**Problem details**
All of the records listed below should be retyped exactly.

* START Available data *

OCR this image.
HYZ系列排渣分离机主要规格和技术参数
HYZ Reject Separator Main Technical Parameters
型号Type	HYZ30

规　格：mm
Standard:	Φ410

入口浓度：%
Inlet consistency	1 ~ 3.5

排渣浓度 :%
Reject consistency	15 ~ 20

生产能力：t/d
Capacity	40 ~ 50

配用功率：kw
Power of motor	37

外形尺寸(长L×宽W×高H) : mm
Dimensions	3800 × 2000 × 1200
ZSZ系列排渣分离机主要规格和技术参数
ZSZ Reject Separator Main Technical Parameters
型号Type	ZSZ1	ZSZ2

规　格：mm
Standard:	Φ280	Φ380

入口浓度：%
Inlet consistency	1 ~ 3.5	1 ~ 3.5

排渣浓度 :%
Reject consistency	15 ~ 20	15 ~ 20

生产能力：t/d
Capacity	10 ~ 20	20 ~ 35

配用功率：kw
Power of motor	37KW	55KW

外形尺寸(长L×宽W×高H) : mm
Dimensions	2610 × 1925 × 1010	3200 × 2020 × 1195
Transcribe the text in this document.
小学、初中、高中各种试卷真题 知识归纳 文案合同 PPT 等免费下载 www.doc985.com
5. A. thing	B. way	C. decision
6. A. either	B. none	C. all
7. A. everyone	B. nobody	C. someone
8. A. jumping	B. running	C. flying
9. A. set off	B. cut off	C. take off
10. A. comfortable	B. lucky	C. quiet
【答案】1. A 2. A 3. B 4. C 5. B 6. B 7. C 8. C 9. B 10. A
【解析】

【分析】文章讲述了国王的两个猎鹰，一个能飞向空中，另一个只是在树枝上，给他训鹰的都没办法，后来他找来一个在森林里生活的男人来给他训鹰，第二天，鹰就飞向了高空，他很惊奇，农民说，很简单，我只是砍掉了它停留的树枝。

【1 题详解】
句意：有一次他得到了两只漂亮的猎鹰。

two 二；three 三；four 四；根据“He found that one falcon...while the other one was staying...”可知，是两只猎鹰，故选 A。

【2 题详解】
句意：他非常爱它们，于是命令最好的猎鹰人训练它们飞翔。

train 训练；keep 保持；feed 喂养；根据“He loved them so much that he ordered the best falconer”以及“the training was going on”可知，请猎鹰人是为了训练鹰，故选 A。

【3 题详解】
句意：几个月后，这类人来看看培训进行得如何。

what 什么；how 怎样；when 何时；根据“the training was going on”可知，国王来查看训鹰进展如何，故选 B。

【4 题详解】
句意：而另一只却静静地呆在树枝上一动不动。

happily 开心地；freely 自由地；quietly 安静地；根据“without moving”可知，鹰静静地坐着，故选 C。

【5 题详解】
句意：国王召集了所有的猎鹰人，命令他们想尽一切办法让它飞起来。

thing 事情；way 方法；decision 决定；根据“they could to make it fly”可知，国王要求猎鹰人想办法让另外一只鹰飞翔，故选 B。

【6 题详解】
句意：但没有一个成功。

* END Available data *

**Solution below**
OCR this image.
HYZ系列排渣分离机主要规格和技术参数
HYZ Reject Separator Main Technical Parameters
型号Type	HYZ30

规　格：mm
Standard:	Φ410

入口浓度：%
Inlet consistency	1 ~ 3.5

排渣浓度 :%
Reject consistency	15 ~ 20

生产能力：t/d
Capacity	40 ~ 50

配用功率：kw
Power of motor	37

外形尺寸(长L×宽W×高H) : mm
Dimensions	3800 × 2000 × 1200
ZSZ系列排渣分离机主要规格和技术参数
ZSZ Reject Separator Main Technical Parameters
型号Type	ZSZ1	ZSZ2

规　格：mm
Standard:	Φ280	Φ380

入口浓度：%
Inlet consistency	1 ~ 3.5	1 ~ 3.5

排渣浓度 :%
Reject consistency	15 ~ 20	15 ~ 20

生产能力：t/d
Capacity	10 ~ 20	20 ~ 35

配用功率：kw
Power of motor	37KW	55KW

外形尺寸(长L×宽W×高H) : mm
Dimensions	2610 × 1925 × 1010	3200 × 2020 × 1195
Transcribe the text in this document.
小学、初中、高中各种试卷真题 知识归纳 文案合同 PPT 等免费下载 www.doc985.com
5. A. thing	B. way	C. decision
6. A. either	B. none	C. all
7. A. everyone	B. nobody	C. someone
8. A. jumping	B. running	C. flying
9. A. set off	B. cut off	C. take off
10. A. comfortable	B. lucky	C. quiet
【答案】1. A 2. A 3. B 4. C 5. B 6. B 7. C 8. C 9. B 10. A
【解析】

【分析】文章讲述了国王的两个猎鹰，一个能飞向空中，另一个只是在树枝上，给他训鹰的都没办法，后来他找来一个在森林里生活的男人来给他训鹰，第二天，鹰就飞向了高空，他很惊奇，农民说，很简单，我只是砍掉了它停留的树枝。

【1 题详解】
句意：有一次他得到了两只漂亮的猎鹰。

two 二；three 三；four 四；根据“He found that one falcon...while the other one was staying...”可知，是两只猎鹰，故选 A。

【2 题详解】
句意：他非常爱它们，于是命令最好的猎鹰人训练它们飞翔。

train 训练；keep 保持；feed 喂养；根据“He loved them so much that he ordered the best falconer”以及“the training was going on”可知，请猎鹰人是为了训练鹰，故选 A。

【3 题详解】
句意：几个月后，这类人来看看培训进行得如何。

what 什么；how 怎样；when 何时；根据“the training was going on”可知，国王来查看训鹰进展如何，故选 B。

【4 题详解】
句意：而另一只却静静地呆在树枝上一动不动。

happily 开心地；freely 自由地；quietly 安静地；根据“without moving”可知，鹰静静地坐着，故选 C。

【5 题详解】
句意：国王召集了所有的猎鹰人，命令他们想尽一切办法让它飞起来。

thing 事情；way 方法；decision 决定；根据“they could to make it fly”可知，国王要求猎鹰人想办法让另外一只鹰飞翔，故选 B。

【6 题详解】
句意：但没有一个成功。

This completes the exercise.